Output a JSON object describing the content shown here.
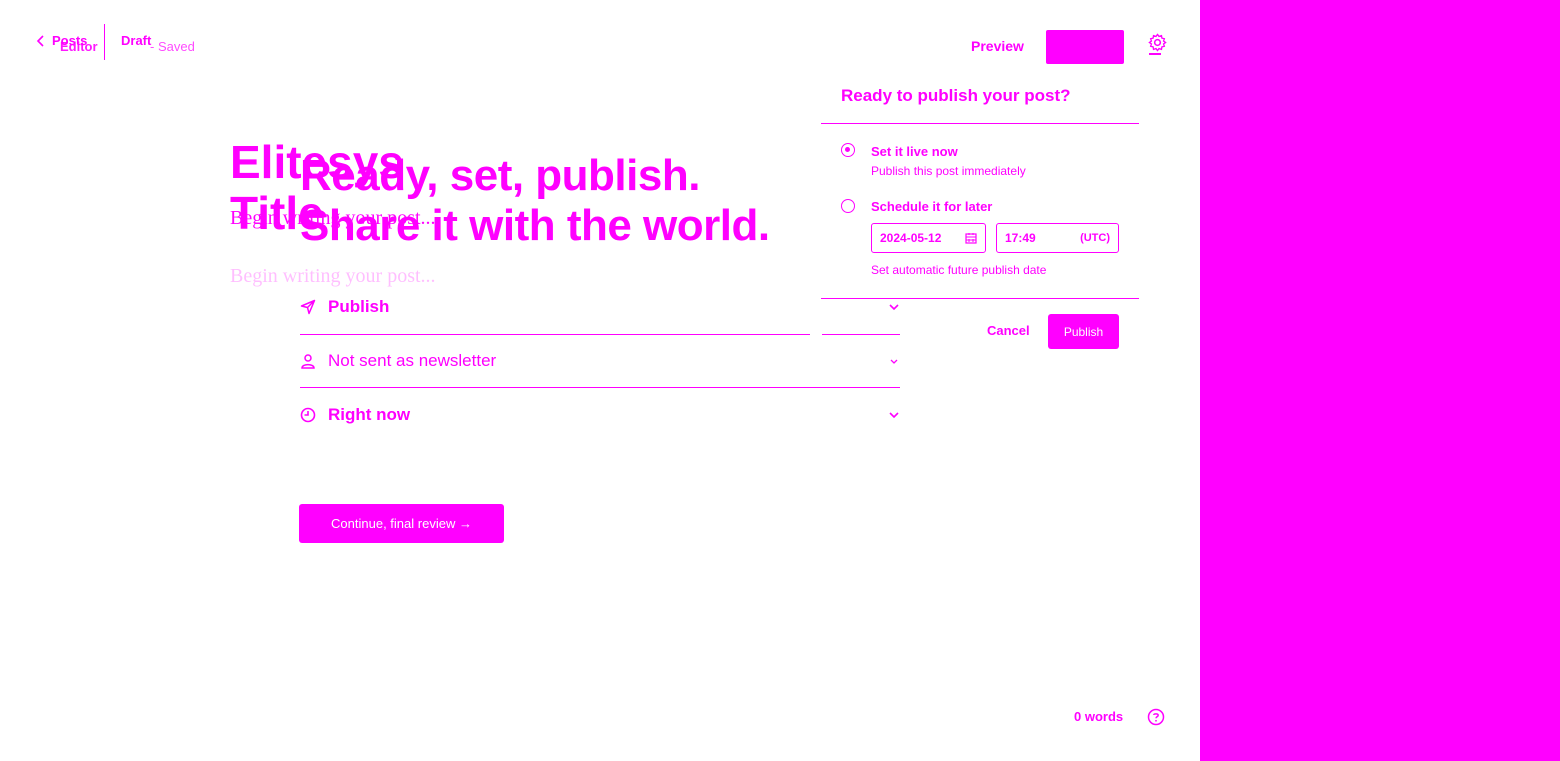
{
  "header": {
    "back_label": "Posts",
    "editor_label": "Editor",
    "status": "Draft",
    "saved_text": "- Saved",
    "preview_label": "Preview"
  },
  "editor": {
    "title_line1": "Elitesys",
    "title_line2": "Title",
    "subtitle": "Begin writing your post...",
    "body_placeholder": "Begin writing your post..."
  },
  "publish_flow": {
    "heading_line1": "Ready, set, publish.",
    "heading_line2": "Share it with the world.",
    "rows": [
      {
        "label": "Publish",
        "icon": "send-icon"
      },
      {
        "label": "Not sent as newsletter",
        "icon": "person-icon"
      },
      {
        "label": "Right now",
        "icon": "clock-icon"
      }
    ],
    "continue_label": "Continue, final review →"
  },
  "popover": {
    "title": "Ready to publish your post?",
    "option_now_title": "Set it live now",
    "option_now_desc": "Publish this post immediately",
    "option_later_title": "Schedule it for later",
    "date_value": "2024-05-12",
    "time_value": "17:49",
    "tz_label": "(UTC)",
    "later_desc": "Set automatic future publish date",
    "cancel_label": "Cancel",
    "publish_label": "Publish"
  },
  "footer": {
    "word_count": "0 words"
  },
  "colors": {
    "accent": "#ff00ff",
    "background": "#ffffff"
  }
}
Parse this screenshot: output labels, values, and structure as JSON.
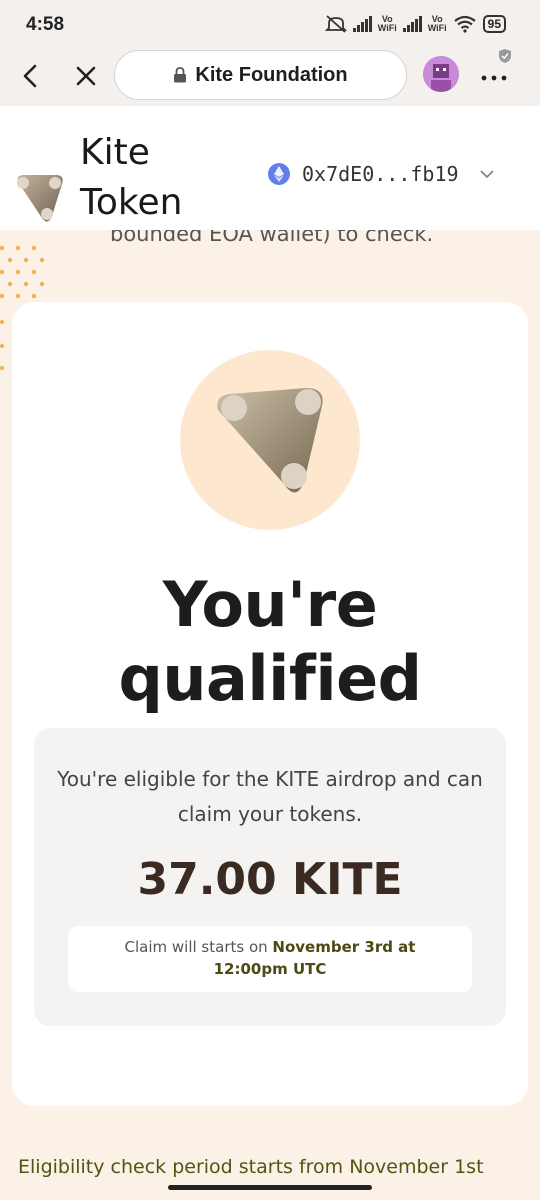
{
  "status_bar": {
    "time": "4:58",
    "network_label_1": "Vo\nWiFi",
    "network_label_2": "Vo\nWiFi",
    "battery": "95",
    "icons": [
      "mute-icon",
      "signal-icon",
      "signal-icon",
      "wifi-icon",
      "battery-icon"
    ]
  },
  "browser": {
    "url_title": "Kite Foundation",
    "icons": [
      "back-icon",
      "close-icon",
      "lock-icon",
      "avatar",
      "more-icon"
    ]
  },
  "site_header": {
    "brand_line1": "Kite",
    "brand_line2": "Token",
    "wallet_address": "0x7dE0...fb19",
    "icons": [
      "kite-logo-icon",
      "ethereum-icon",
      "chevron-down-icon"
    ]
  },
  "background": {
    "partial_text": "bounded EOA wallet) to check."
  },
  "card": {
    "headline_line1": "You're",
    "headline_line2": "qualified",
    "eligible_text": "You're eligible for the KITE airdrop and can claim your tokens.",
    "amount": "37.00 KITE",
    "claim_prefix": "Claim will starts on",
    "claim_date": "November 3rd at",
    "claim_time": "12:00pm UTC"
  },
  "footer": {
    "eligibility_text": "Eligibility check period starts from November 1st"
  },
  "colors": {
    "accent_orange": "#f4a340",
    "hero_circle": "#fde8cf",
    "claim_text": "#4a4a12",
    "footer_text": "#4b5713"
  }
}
------------------------------
Establish how many lines of the material above hold the word "November". Nothing but the count should be returned.

CORRECT RESULT: 2